◆ Provided records
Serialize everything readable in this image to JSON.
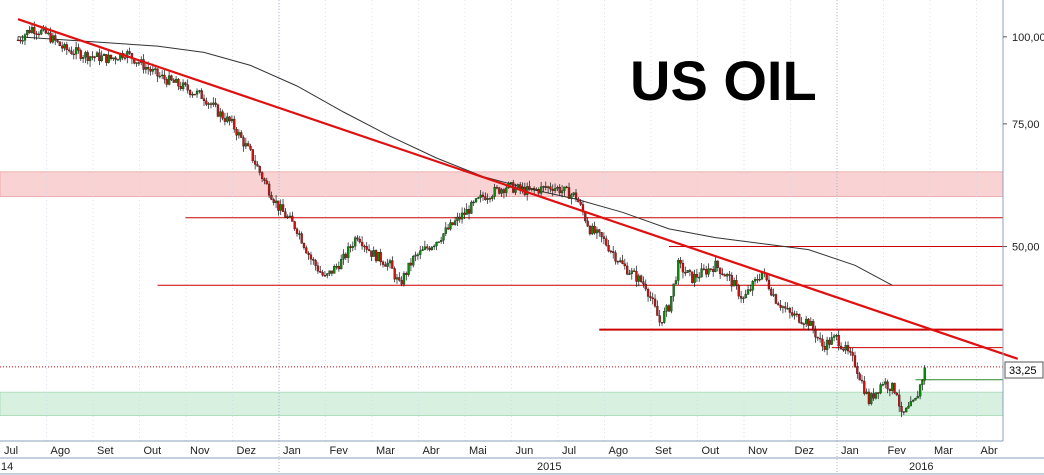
{
  "chart_data": {
    "type": "candlestick",
    "title": "US OIL",
    "y_scale": "log",
    "ylim": [
      27,
      110
    ],
    "y_ticks": [
      {
        "value": 100,
        "label": "100,00"
      },
      {
        "value": 75,
        "label": "75,00"
      },
      {
        "value": 50,
        "label": "50,00"
      }
    ],
    "current_price": {
      "value": 33.25,
      "label": "33,25"
    },
    "month_labels": [
      {
        "label": "Jul",
        "month": 0
      },
      {
        "label": "Ago",
        "month": 1
      },
      {
        "label": "Set",
        "month": 2
      },
      {
        "label": "Out",
        "month": 3
      },
      {
        "label": "Nov",
        "month": 4
      },
      {
        "label": "Dez",
        "month": 5
      },
      {
        "label": "Jan",
        "month": 6
      },
      {
        "label": "Fev",
        "month": 7
      },
      {
        "label": "Mar",
        "month": 8
      },
      {
        "label": "Abr",
        "month": 9
      },
      {
        "label": "Mai",
        "month": 10
      },
      {
        "label": "Jun",
        "month": 11
      },
      {
        "label": "Jul",
        "month": 12
      },
      {
        "label": "Ago",
        "month": 13
      },
      {
        "label": "Set",
        "month": 14
      },
      {
        "label": "Out",
        "month": 15
      },
      {
        "label": "Nov",
        "month": 16
      },
      {
        "label": "Dez",
        "month": 17
      },
      {
        "label": "Jan",
        "month": 18
      },
      {
        "label": "Fev",
        "month": 19
      },
      {
        "label": "Mar",
        "month": 20
      },
      {
        "label": "Abr",
        "month": 21
      }
    ],
    "year_labels": [
      {
        "label": "14",
        "month": -0.4
      },
      {
        "label": "2015",
        "month": 6
      },
      {
        "label": "2016",
        "month": 18
      }
    ],
    "price_path": [
      [
        0,
        99
      ],
      [
        0.3,
        103
      ],
      [
        0.6,
        101
      ],
      [
        1,
        96
      ],
      [
        1.5,
        94
      ],
      [
        2,
        93
      ],
      [
        2.3,
        95
      ],
      [
        2.6,
        92
      ],
      [
        3,
        88
      ],
      [
        3.5,
        85
      ],
      [
        4,
        82
      ],
      [
        4.3,
        78
      ],
      [
        4.6,
        75
      ],
      [
        5,
        68
      ],
      [
        5.3,
        62
      ],
      [
        5.6,
        57
      ],
      [
        6,
        53
      ],
      [
        6.3,
        48
      ],
      [
        6.6,
        45
      ],
      [
        7,
        48
      ],
      [
        7.3,
        52
      ],
      [
        7.6,
        49
      ],
      [
        8,
        47
      ],
      [
        8.2,
        44
      ],
      [
        8.5,
        48
      ],
      [
        9,
        51
      ],
      [
        9.5,
        55
      ],
      [
        10,
        59
      ],
      [
        10.5,
        61
      ],
      [
        11,
        60
      ],
      [
        11.5,
        61
      ],
      [
        12,
        59
      ],
      [
        12.3,
        53
      ],
      [
        12.6,
        51
      ],
      [
        13,
        47
      ],
      [
        13.5,
        44
      ],
      [
        13.8,
        39
      ],
      [
        14,
        41
      ],
      [
        14.2,
        47
      ],
      [
        14.5,
        45
      ],
      [
        15,
        47
      ],
      [
        15.3,
        45
      ],
      [
        15.6,
        42
      ],
      [
        16,
        46
      ],
      [
        16.3,
        42
      ],
      [
        16.6,
        40
      ],
      [
        17,
        39
      ],
      [
        17.3,
        36
      ],
      [
        17.6,
        37
      ],
      [
        18,
        34
      ],
      [
        18.3,
        30
      ],
      [
        18.6,
        32
      ],
      [
        18.9,
        31
      ],
      [
        19,
        28.5
      ],
      [
        19.3,
        30
      ],
      [
        19.5,
        33.25
      ]
    ],
    "moving_average": [
      [
        0,
        100
      ],
      [
        1,
        99
      ],
      [
        2,
        98
      ],
      [
        3,
        97
      ],
      [
        4,
        95
      ],
      [
        5,
        91
      ],
      [
        6,
        85
      ],
      [
        7,
        78
      ],
      [
        8,
        72
      ],
      [
        9,
        67
      ],
      [
        10,
        63
      ],
      [
        11,
        60.5
      ],
      [
        12,
        58.5
      ],
      [
        13,
        56
      ],
      [
        14,
        53
      ],
      [
        15,
        51.5
      ],
      [
        16,
        50.5
      ],
      [
        17,
        49.5
      ],
      [
        18,
        47
      ],
      [
        18.8,
        44
      ]
    ],
    "trendline": {
      "start": [
        0,
        106
      ],
      "end": [
        21.5,
        34.5
      ]
    },
    "horizontal_lines": [
      {
        "value": 55,
        "from_month": 3.6
      },
      {
        "value": 50,
        "from_month": 14
      },
      {
        "value": 44,
        "from_month": 3
      },
      {
        "value": 38,
        "from_month": 12.5,
        "thick": true
      },
      {
        "value": 35.8,
        "from_month": 17.5
      },
      {
        "value": 33.6,
        "from_month": 0,
        "dotted": true
      }
    ],
    "zones": [
      {
        "from": 59,
        "to": 64,
        "color": "#f9d3d3"
      },
      {
        "from": 28.6,
        "to": 30.9,
        "color": "#d7f0df"
      }
    ],
    "green_marker": {
      "value": 32.2,
      "from_month": 19.3
    },
    "colors": {
      "trend": "#e01010",
      "levels": "#cc0000",
      "moving_average": "#333333",
      "candle_up": "#0a8a0a",
      "candle_down": "#cc1111",
      "title": "#000000"
    }
  }
}
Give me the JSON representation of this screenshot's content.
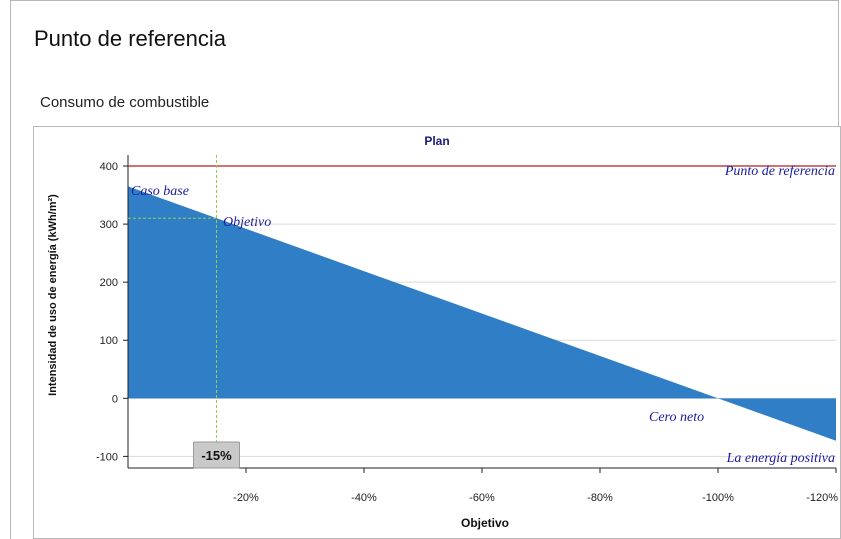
{
  "header": {
    "title": "Punto de referencia"
  },
  "section": {
    "title": "Consumo de combustible"
  },
  "colors": {
    "area": "#2f7ec6",
    "reference_line": "#b22222",
    "marker": "#8fd14f",
    "annotation": "#1a1aa0"
  },
  "chart_data": {
    "type": "area",
    "title": "Plan",
    "xlabel": "Objetivo",
    "ylabel": "Intensidad de uso de energía (kWh/m²)",
    "xlim": [
      0,
      -120
    ],
    "ylim": [
      -120,
      450
    ],
    "grid": true,
    "x_ticks": [
      -20,
      -40,
      -60,
      -80,
      -100,
      -120
    ],
    "x_tick_labels": [
      "-20%",
      "-40%",
      "-60%",
      "-80%",
      "-100%",
      "-120%"
    ],
    "y_ticks": [
      -100,
      0,
      100,
      200,
      300,
      400
    ],
    "y_tick_labels": [
      "-100",
      "0",
      "100",
      "200",
      "300",
      "400"
    ],
    "series": [
      {
        "x": [
          0,
          -120
        ],
        "y": [
          365,
          -73
        ]
      }
    ],
    "reference_value": 400,
    "target": {
      "x": -15,
      "y": 310,
      "label": "-15%"
    },
    "annotations": {
      "reference": "Punto de referencia",
      "base_case": "Caso base",
      "target": "Objetivo",
      "net_zero": "Cero neto",
      "positive_energy": "La energía positiva"
    }
  }
}
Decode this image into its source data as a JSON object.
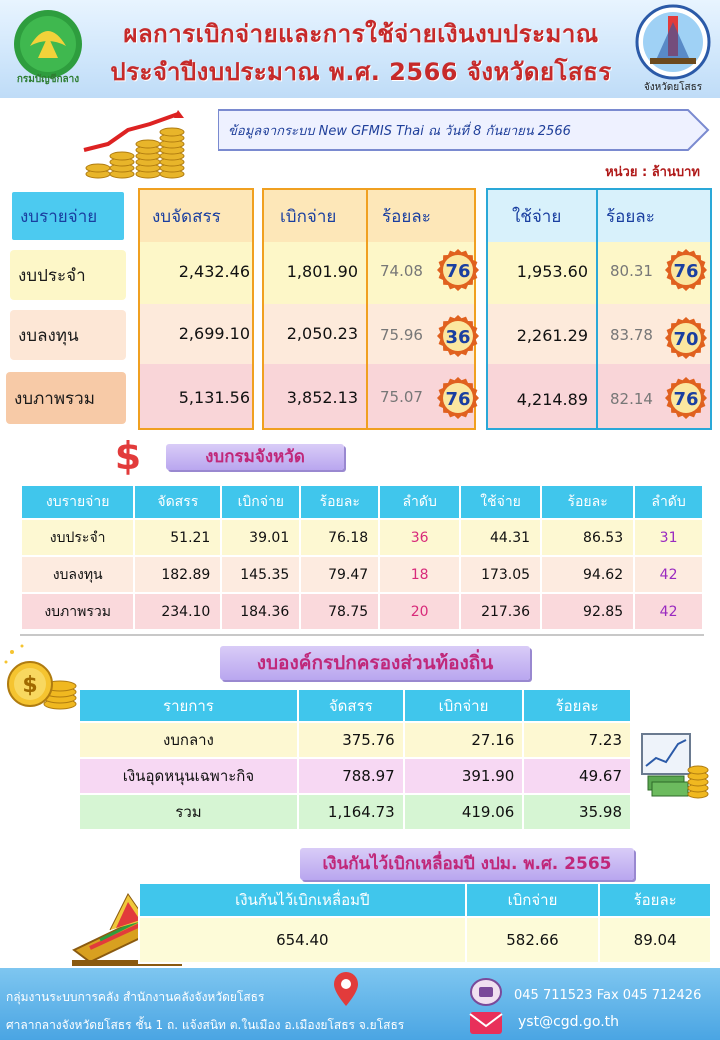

◆ To do
Which lines hold the word "this"? Show each one.

◆ Output of the exercise
Serialize everything readable in this image to JSON.
Give me the JSON representation of this screenshot's content.
Decode this image into its source data as a JSON object.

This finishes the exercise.